--- begin Information supplied ---

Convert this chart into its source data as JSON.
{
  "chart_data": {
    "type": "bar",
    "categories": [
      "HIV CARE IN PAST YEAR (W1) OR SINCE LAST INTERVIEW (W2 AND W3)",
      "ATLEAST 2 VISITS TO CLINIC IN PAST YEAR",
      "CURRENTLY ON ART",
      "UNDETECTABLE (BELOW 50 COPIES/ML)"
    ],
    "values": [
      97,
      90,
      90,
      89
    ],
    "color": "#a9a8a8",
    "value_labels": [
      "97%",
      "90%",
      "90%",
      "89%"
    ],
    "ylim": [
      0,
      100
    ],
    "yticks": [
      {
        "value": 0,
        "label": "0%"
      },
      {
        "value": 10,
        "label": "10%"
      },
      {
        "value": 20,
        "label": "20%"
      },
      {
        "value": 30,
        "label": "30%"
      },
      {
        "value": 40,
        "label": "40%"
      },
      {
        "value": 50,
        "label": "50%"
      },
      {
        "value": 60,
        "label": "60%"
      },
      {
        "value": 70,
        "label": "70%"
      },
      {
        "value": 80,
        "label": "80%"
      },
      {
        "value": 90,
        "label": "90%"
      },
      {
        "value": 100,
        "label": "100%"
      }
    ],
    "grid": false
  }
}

--- end Information supplied ---

Directive
Repeat each record in full; every line must match exactly.

Task result
Convert this chart into its source data as JSON.
{
  "chart_data": {
    "type": "bar",
    "categories": [
      "HIV CARE IN PAST YEAR (W1) OR SINCE LAST INTERVIEW (W2 AND W3)",
      "ATLEAST 2 VISITS TO CLINIC IN PAST YEAR",
      "CURRENTLY ON ART",
      "UNDETECTABLE (BELOW 50 COPIES/ML)"
    ],
    "values": [
      97,
      90,
      90,
      89
    ],
    "color": "#a9a8a8",
    "value_labels": [
      "97%",
      "90%",
      "90%",
      "89%"
    ],
    "ylim": [
      0,
      100
    ],
    "yticks": [
      {
        "value": 0,
        "label": "0%"
      },
      {
        "value": 10,
        "label": "10%"
      },
      {
        "value": 20,
        "label": "20%"
      },
      {
        "value": 30,
        "label": "30%"
      },
      {
        "value": 40,
        "label": "40%"
      },
      {
        "value": 50,
        "label": "50%"
      },
      {
        "value": 60,
        "label": "60%"
      },
      {
        "value": 70,
        "label": "70%"
      },
      {
        "value": 80,
        "label": "80%"
      },
      {
        "value": 90,
        "label": "90%"
      },
      {
        "value": 100,
        "label": "100%"
      }
    ],
    "grid": false
  }
}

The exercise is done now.